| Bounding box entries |

- - - - -

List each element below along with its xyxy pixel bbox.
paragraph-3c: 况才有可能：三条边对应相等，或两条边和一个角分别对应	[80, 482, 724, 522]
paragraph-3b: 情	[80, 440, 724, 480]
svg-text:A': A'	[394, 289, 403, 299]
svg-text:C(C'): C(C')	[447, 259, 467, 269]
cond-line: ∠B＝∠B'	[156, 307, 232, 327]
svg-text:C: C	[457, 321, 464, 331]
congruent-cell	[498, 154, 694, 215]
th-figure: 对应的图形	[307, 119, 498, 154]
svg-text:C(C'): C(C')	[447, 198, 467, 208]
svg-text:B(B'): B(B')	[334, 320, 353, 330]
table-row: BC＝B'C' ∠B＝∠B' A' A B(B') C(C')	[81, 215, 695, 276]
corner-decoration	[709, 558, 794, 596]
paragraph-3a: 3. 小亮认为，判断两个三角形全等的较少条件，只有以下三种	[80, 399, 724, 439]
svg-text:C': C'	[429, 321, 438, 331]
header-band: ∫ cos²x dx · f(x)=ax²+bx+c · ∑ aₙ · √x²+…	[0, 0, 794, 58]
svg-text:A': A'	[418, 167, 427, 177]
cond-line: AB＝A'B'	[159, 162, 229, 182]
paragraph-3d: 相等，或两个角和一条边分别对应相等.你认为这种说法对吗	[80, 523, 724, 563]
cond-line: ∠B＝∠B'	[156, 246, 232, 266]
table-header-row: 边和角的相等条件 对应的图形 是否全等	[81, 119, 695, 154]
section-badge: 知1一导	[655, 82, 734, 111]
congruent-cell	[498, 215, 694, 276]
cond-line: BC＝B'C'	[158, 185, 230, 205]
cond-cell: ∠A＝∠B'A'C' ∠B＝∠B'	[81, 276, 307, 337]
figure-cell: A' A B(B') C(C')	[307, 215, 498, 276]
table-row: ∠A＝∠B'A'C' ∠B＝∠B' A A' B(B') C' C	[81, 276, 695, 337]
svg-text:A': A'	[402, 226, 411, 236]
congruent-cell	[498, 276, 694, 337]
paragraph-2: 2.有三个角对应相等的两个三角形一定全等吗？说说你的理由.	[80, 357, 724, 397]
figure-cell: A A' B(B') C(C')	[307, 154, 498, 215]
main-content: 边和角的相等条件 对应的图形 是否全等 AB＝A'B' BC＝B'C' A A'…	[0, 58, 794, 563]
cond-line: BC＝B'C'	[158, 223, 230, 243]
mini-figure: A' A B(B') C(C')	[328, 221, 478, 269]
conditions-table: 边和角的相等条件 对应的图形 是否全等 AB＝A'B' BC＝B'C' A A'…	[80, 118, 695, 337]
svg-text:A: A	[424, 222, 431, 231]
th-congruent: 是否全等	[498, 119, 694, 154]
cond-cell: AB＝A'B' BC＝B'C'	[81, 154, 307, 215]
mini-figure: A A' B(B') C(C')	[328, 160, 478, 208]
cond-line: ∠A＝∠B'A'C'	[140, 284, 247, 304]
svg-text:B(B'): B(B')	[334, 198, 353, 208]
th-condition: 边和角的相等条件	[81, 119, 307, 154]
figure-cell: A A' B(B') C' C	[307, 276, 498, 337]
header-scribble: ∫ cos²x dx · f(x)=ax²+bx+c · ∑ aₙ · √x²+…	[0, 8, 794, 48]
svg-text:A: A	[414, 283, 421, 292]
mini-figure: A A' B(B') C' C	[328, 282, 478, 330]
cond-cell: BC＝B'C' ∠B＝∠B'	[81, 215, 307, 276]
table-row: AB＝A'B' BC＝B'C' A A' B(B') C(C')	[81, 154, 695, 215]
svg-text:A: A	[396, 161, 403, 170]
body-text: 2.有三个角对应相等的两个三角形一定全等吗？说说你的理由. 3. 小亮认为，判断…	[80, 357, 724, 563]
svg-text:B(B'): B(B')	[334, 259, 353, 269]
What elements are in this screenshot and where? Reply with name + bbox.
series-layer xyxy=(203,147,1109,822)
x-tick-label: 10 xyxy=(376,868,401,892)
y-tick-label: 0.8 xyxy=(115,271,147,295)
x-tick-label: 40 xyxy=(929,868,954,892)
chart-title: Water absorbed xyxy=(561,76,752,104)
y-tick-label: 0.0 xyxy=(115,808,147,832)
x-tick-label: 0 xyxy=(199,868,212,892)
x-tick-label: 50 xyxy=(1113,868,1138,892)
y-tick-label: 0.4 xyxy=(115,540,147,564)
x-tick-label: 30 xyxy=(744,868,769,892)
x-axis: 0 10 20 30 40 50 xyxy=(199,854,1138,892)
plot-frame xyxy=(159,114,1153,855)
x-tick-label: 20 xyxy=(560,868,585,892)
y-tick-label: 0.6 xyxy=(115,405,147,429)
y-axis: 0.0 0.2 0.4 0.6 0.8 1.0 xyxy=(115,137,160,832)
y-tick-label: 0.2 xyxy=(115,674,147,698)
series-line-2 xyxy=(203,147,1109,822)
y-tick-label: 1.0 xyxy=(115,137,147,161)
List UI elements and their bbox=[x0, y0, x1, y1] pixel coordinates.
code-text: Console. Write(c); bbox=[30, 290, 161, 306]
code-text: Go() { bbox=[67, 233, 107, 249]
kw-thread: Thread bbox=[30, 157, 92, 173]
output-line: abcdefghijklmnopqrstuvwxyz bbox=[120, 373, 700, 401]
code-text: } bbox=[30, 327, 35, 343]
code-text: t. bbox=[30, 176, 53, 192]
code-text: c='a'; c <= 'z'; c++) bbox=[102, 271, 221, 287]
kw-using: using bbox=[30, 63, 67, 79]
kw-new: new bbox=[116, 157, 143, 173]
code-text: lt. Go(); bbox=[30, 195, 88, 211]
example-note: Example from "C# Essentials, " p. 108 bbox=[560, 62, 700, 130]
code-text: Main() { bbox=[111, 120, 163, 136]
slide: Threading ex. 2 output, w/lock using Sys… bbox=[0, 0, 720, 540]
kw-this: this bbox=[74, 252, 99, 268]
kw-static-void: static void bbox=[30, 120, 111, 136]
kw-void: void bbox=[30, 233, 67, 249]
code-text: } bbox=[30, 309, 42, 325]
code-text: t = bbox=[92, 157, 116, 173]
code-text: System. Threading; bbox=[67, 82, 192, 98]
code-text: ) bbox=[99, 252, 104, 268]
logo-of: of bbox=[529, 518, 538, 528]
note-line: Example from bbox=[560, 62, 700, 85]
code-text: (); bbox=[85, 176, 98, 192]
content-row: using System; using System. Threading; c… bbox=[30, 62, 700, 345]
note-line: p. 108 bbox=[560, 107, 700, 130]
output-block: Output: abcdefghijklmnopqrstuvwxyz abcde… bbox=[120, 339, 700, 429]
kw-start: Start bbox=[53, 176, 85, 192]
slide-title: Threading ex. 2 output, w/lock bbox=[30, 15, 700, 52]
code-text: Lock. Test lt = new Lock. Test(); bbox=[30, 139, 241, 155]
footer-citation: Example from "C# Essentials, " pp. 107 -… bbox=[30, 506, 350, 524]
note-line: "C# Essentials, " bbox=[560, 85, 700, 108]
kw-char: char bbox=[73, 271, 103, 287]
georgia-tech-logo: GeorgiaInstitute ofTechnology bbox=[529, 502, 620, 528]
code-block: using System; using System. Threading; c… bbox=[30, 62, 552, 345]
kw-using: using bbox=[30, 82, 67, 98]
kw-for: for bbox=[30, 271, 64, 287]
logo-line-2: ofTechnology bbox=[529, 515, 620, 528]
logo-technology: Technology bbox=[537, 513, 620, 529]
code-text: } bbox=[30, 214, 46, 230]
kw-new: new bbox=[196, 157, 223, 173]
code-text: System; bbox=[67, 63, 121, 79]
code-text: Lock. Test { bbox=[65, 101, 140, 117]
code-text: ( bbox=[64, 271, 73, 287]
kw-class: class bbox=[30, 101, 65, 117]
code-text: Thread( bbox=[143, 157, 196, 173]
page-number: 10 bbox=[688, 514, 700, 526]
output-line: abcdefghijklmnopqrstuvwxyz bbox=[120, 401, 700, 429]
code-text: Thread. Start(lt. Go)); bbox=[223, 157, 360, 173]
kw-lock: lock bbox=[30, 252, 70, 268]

- - - - -

| TASK TO COMPLETE |
Copy the material word for word, from its first line through the line that contains "320, 353, 330]".

| FINISHED ANSWER |
List each element below along with its xyxy pixel bbox.
paragraph-3c: 况才有可能：三条边对应相等，或两条边和一个角分别对应	[80, 482, 724, 522]
paragraph-3b: 情	[80, 440, 724, 480]
svg-text:A': A'	[394, 289, 403, 299]
svg-text:C(C'): C(C')	[447, 259, 467, 269]
cond-line: ∠B＝∠B'	[156, 307, 232, 327]
svg-text:C: C	[457, 321, 464, 331]
congruent-cell	[498, 154, 694, 215]
th-figure: 对应的图形	[307, 119, 498, 154]
svg-text:C(C'): C(C')	[447, 198, 467, 208]
svg-text:B(B'): B(B')	[334, 320, 353, 330]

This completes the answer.